**Written request**
Check each line of the data below for the word "Ulrike", then extract the ones that have it.

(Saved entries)
=-=-=

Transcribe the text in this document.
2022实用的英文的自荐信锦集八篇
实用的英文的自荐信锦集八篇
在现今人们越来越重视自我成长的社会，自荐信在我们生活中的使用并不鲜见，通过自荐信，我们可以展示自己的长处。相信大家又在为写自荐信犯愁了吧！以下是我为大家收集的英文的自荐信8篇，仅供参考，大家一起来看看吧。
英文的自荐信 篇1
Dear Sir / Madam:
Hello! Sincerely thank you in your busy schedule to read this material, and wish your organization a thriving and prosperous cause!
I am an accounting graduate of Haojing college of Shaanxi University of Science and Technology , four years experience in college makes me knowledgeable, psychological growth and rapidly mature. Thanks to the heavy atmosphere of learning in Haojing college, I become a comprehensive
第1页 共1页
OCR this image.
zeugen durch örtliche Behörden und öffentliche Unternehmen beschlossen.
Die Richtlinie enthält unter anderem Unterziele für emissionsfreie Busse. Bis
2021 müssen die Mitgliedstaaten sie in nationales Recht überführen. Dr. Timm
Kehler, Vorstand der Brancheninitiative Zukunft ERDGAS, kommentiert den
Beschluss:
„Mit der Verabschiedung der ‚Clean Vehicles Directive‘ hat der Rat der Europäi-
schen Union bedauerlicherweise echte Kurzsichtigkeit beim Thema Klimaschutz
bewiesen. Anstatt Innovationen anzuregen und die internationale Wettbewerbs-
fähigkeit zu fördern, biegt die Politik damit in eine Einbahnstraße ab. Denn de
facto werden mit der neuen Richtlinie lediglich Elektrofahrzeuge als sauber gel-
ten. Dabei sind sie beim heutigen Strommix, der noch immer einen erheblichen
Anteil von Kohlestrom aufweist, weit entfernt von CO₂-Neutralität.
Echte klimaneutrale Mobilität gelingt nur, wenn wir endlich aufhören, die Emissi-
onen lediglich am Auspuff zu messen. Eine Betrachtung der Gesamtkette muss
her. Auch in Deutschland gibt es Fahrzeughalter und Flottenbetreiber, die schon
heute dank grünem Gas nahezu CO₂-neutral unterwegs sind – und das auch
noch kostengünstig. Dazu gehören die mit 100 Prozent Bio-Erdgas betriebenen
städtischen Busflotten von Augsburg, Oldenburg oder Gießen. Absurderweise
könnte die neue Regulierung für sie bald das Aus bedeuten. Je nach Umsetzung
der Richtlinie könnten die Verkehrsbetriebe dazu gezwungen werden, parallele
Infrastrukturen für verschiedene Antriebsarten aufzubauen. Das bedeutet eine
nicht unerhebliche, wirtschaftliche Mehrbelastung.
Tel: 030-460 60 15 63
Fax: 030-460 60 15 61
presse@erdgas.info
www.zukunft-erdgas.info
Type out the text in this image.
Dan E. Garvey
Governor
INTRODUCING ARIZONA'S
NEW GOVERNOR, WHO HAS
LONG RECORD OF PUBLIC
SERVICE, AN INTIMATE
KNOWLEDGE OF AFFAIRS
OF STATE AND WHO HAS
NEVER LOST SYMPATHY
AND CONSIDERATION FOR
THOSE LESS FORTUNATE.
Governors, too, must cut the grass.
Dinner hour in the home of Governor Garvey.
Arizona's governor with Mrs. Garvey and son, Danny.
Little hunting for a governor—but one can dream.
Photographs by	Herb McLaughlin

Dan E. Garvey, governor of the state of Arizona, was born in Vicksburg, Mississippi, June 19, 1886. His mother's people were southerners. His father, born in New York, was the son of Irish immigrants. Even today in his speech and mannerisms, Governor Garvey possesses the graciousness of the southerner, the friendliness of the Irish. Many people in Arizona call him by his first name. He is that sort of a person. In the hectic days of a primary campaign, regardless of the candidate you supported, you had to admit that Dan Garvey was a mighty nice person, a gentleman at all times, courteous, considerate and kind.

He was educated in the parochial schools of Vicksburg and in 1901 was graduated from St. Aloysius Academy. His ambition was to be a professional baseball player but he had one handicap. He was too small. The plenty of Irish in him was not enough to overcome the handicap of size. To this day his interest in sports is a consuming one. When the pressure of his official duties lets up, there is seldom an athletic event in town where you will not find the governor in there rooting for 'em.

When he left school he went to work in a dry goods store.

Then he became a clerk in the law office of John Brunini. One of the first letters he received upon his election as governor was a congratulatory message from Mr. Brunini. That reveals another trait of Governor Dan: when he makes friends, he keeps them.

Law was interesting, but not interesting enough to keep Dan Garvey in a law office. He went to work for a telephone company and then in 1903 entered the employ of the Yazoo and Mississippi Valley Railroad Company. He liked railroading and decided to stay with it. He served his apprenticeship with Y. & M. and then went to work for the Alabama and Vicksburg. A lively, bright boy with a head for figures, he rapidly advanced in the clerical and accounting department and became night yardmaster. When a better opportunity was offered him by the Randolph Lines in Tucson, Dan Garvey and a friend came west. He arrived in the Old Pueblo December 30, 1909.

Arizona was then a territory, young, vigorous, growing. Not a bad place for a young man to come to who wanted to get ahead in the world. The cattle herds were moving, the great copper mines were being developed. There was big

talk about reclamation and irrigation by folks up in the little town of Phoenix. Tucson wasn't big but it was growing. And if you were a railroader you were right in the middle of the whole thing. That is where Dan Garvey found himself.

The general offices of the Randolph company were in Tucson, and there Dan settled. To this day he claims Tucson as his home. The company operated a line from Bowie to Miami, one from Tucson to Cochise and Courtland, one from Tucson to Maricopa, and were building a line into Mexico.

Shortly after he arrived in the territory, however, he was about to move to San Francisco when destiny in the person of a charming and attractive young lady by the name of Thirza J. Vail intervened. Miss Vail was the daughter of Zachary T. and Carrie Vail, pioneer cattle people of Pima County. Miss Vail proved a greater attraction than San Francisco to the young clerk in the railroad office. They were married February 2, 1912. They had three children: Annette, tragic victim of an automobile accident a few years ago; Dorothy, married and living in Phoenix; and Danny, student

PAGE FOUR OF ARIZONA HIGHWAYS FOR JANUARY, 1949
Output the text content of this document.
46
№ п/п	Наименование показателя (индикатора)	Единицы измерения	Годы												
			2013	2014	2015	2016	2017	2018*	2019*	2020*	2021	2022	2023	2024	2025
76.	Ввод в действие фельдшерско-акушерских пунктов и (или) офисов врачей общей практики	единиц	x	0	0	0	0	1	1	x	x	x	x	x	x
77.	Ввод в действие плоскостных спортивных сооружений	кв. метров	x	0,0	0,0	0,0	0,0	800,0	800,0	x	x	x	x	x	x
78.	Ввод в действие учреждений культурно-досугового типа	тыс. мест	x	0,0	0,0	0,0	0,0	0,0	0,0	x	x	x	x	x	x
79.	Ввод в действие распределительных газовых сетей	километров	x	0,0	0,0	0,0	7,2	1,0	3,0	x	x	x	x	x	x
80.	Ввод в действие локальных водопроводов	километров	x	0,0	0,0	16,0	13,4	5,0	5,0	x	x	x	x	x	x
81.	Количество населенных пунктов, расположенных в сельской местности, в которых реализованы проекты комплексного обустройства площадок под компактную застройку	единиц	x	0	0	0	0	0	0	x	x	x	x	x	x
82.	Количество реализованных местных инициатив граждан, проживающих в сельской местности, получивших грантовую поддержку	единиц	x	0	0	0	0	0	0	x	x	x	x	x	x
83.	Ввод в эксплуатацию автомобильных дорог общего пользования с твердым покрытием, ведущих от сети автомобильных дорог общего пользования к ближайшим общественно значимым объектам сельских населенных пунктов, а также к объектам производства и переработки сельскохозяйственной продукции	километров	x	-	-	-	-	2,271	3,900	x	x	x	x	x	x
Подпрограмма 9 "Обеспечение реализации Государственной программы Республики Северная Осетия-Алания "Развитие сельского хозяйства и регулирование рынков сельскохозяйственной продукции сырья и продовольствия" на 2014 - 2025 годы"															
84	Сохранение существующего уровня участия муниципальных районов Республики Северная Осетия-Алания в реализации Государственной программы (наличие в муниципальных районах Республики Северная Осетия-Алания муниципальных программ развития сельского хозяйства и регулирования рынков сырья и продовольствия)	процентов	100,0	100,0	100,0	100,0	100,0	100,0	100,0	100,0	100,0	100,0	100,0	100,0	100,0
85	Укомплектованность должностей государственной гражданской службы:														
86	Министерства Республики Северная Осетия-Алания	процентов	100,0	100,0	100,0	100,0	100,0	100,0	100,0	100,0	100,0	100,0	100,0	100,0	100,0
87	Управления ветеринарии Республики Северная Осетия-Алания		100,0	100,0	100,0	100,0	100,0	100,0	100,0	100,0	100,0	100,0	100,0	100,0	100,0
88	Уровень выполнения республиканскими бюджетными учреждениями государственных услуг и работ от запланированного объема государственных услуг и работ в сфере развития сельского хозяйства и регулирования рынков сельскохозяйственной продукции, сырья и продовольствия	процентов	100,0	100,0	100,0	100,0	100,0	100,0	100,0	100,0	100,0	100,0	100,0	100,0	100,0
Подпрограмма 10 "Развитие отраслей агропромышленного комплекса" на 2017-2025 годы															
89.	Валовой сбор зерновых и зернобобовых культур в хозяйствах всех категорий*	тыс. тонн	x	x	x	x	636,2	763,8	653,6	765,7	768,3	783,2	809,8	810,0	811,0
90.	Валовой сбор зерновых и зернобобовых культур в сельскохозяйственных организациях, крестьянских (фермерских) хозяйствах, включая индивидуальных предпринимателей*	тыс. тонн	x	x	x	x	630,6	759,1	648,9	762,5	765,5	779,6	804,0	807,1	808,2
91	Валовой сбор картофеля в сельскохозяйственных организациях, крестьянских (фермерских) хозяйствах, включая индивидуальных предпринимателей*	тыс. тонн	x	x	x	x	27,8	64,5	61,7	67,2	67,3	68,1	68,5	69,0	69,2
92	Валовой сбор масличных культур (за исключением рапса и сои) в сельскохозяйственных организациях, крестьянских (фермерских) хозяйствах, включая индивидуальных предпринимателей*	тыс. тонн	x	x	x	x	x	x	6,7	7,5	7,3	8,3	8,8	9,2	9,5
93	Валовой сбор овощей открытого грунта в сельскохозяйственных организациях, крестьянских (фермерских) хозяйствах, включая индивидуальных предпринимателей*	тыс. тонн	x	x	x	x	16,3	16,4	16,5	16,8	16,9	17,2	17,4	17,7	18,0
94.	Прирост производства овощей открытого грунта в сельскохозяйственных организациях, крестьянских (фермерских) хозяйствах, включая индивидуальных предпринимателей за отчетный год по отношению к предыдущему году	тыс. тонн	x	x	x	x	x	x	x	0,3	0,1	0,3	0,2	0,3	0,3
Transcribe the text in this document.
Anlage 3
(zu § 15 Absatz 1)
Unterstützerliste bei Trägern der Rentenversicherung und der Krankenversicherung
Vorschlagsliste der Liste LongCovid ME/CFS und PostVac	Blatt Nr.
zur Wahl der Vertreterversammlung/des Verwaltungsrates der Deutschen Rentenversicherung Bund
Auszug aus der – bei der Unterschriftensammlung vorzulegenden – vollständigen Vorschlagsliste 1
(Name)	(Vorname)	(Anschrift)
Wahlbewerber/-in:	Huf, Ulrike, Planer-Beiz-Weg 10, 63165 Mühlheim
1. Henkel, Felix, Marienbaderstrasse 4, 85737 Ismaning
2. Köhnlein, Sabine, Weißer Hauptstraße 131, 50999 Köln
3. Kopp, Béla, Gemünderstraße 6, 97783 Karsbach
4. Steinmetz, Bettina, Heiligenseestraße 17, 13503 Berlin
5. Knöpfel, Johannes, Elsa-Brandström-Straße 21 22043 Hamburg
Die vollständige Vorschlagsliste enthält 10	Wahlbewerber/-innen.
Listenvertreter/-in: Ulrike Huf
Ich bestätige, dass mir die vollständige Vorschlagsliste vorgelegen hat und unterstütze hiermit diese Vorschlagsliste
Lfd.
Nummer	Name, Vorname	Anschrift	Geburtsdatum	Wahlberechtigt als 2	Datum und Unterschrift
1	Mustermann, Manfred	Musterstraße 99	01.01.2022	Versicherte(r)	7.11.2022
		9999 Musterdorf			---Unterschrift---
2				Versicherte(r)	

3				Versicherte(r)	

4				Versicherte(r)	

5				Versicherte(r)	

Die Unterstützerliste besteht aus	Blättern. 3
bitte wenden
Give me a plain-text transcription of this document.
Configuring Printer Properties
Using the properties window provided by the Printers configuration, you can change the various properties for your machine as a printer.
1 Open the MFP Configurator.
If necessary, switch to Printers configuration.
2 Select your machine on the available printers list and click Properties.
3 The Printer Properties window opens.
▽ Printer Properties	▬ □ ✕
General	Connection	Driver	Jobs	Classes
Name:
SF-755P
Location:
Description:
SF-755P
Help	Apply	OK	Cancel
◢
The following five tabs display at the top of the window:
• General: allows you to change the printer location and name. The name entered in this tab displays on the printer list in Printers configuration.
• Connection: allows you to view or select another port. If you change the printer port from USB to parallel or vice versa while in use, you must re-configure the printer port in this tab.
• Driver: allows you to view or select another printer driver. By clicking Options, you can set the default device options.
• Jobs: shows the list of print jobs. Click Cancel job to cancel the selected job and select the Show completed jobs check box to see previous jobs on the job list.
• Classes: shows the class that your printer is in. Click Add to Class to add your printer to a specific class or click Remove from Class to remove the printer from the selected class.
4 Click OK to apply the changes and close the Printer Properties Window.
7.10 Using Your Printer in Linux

=-=-=

**Output below**
Wahlbewerber/-in:	Huf, Ulrike, Planer-Beiz-Weg 10, 63165 Mühlheim
Listenvertreter/-in: Ulrike Huf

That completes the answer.